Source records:

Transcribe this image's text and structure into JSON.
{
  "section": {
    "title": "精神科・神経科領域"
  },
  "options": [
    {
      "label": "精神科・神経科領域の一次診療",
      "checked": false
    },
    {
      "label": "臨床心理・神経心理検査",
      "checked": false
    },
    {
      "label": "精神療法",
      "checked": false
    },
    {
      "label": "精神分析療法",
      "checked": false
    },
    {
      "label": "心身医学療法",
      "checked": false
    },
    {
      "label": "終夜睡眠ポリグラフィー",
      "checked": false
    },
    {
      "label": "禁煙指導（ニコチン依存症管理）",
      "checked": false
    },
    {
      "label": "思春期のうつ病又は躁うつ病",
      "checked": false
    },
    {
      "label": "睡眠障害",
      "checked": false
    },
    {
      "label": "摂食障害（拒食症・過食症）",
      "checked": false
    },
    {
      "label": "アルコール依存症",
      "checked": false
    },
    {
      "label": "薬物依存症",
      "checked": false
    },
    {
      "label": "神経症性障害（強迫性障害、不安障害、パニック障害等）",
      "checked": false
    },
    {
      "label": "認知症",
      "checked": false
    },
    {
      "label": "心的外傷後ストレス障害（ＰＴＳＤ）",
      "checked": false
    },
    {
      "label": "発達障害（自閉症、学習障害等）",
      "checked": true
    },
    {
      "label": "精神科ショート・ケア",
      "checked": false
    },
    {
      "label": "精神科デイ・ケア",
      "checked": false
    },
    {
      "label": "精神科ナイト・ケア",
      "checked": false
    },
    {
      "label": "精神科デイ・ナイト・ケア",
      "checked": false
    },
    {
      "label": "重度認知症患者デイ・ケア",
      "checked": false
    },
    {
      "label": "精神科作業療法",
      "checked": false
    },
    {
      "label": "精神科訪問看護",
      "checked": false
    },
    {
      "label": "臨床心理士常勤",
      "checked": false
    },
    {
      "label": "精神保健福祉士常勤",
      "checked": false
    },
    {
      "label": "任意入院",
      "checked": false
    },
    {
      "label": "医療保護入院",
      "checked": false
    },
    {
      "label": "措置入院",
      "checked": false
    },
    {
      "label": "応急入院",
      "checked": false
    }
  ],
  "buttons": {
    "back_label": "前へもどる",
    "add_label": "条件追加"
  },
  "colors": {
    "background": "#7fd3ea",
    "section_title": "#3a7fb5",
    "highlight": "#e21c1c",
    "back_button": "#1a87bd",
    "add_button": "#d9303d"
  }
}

Task objective.
Each line of the material above needs to be quoted exactly, please.

Written response.
Transcribe this image's text and structure into JSON.
{
  "section": {
    "title": "精神科・神経科領域"
  },
  "options": [
    {
      "label": "精神科・神経科領域の一次診療",
      "checked": false
    },
    {
      "label": "臨床心理・神経心理検査",
      "checked": false
    },
    {
      "label": "精神療法",
      "checked": false
    },
    {
      "label": "精神分析療法",
      "checked": false
    },
    {
      "label": "心身医学療法",
      "checked": false
    },
    {
      "label": "終夜睡眠ポリグラフィー",
      "checked": false
    },
    {
      "label": "禁煙指導（ニコチン依存症管理）",
      "checked": false
    },
    {
      "label": "思春期のうつ病又は躁うつ病",
      "checked": false
    },
    {
      "label": "睡眠障害",
      "checked": false
    },
    {
      "label": "摂食障害（拒食症・過食症）",
      "checked": false
    },
    {
      "label": "アルコール依存症",
      "checked": false
    },
    {
      "label": "薬物依存症",
      "checked": false
    },
    {
      "label": "神経症性障害（強迫性障害、不安障害、パニック障害等）",
      "checked": false
    },
    {
      "label": "認知症",
      "checked": false
    },
    {
      "label": "心的外傷後ストレス障害（ＰＴＳＤ）",
      "checked": false
    },
    {
      "label": "発達障害（自閉症、学習障害等）",
      "checked": true
    },
    {
      "label": "精神科ショート・ケア",
      "checked": false
    },
    {
      "label": "精神科デイ・ケア",
      "checked": false
    },
    {
      "label": "精神科ナイト・ケア",
      "checked": false
    },
    {
      "label": "精神科デイ・ナイト・ケア",
      "checked": false
    },
    {
      "label": "重度認知症患者デイ・ケア",
      "checked": false
    },
    {
      "label": "精神科作業療法",
      "checked": false
    },
    {
      "label": "精神科訪問看護",
      "checked": false
    },
    {
      "label": "臨床心理士常勤",
      "checked": false
    },
    {
      "label": "精神保健福祉士常勤",
      "checked": false
    },
    {
      "label": "任意入院",
      "checked": false
    },
    {
      "label": "医療保護入院",
      "checked": false
    },
    {
      "label": "措置入院",
      "checked": false
    },
    {
      "label": "応急入院",
      "checked": false
    }
  ],
  "buttons": {
    "back_label": "前へもどる",
    "add_label": "条件追加"
  },
  "colors": {
    "background": "#7fd3ea",
    "section_title": "#3a7fb5",
    "highlight": "#e21c1c",
    "back_button": "#1a87bd",
    "add_button": "#d9303d"
  }
}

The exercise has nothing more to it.